Records for processing:
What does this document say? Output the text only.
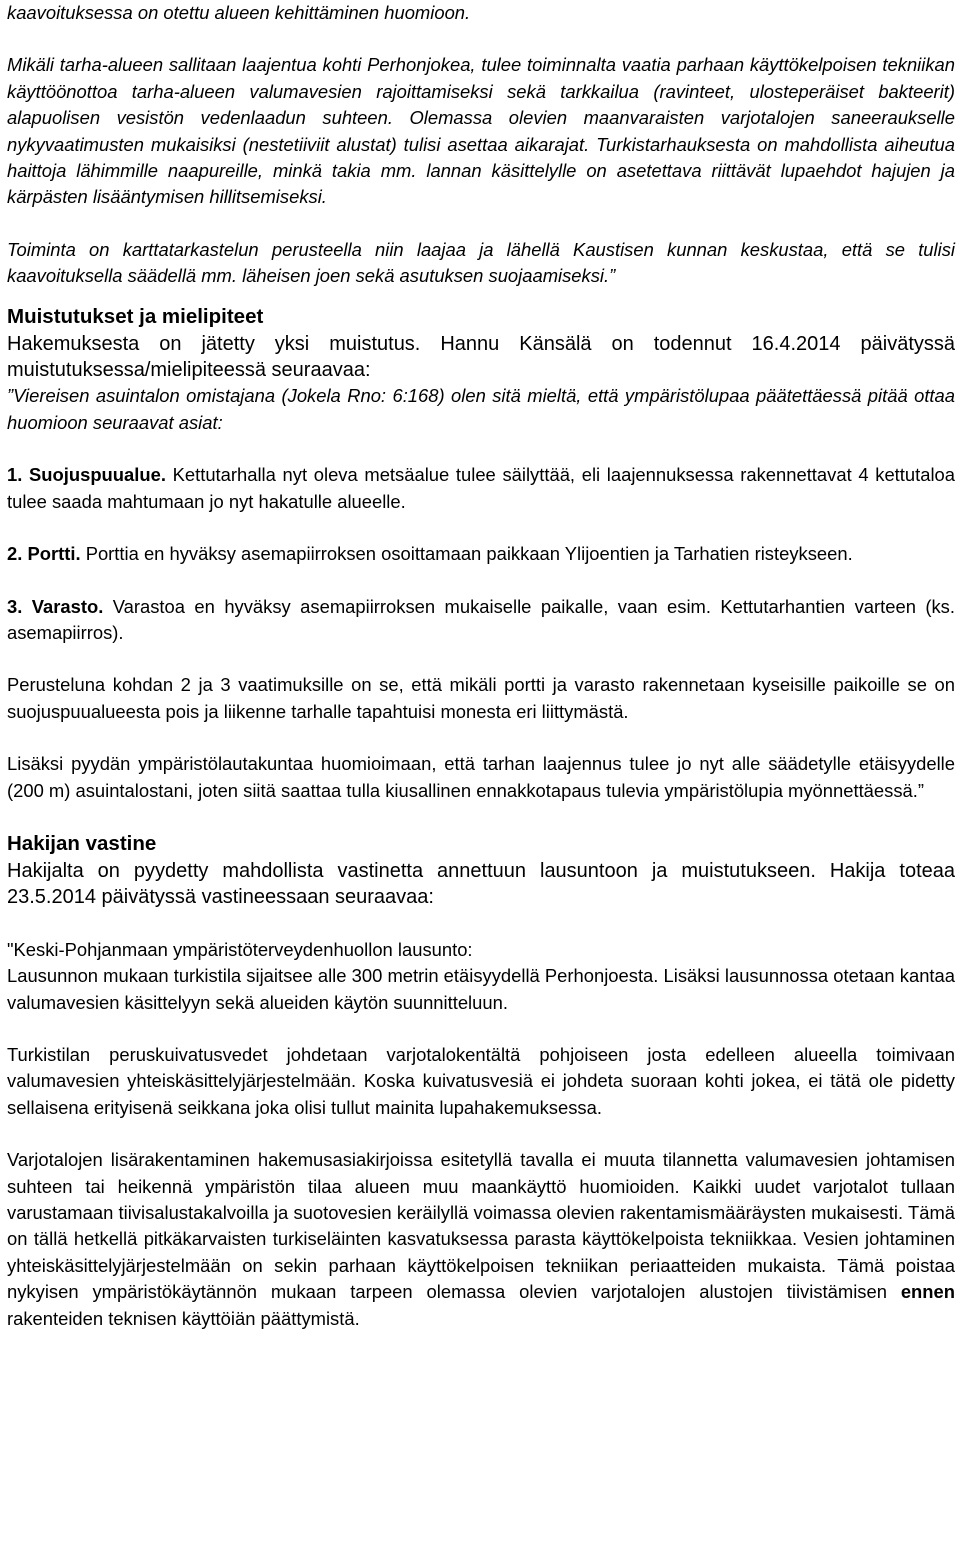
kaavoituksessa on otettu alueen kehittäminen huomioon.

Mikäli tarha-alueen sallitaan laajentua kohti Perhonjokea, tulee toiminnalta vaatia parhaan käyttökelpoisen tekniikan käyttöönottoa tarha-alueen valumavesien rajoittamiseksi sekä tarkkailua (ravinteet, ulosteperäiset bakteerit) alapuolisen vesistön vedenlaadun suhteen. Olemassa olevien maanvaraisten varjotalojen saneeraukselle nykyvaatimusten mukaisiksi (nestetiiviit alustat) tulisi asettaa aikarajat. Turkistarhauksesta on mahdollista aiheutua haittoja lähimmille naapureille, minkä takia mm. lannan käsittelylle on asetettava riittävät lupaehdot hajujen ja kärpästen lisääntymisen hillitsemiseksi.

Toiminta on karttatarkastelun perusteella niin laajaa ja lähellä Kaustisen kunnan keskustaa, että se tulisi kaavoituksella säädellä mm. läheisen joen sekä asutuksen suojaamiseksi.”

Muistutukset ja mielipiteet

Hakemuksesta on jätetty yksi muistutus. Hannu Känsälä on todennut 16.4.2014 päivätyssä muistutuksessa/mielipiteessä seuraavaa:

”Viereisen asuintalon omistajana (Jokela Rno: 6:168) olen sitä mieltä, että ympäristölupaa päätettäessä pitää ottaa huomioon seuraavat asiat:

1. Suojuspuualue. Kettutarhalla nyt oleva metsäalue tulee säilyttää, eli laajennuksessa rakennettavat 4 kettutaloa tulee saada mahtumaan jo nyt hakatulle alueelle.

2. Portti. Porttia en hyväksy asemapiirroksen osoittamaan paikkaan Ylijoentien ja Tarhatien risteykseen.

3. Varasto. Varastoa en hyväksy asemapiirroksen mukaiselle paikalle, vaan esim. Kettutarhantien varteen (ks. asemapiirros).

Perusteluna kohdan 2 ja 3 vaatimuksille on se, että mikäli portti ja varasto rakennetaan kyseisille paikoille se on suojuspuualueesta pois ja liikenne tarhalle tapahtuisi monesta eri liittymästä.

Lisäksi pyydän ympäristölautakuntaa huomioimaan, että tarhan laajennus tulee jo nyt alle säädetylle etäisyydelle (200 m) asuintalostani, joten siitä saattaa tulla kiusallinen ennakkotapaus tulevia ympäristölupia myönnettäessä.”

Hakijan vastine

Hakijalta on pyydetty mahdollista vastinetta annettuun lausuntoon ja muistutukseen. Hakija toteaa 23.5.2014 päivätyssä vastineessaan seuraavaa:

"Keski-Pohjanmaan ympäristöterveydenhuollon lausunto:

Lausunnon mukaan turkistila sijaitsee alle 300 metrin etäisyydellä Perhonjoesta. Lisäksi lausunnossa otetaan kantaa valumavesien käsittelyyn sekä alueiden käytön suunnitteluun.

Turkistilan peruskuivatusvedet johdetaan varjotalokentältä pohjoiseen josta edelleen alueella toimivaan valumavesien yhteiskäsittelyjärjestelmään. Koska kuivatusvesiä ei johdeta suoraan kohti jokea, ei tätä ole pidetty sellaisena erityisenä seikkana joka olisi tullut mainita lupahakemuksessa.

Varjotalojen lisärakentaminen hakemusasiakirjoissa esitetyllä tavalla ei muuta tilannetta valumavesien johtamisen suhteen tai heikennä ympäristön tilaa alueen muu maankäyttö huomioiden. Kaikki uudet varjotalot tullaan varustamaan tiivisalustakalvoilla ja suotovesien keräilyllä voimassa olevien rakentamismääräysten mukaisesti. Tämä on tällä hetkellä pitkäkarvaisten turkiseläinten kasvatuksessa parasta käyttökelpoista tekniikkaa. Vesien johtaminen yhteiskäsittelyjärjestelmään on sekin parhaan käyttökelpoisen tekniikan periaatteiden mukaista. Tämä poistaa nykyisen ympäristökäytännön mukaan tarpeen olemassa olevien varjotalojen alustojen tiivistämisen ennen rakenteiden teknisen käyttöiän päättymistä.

What is asked: Where a line above holds the string "asemapiirroksen", show that line.

Solution to the exercise:
2. Portti. Porttia en hyväksy asemapiirroksen osoittamaan paikkaan Ylijoentien ja Tarhatien risteykseen.
3. Varasto. Varastoa en hyväksy asemapiirroksen mukaiselle paikalle, vaan esim. Kettutarhantien varteen (ks. asemapiirros).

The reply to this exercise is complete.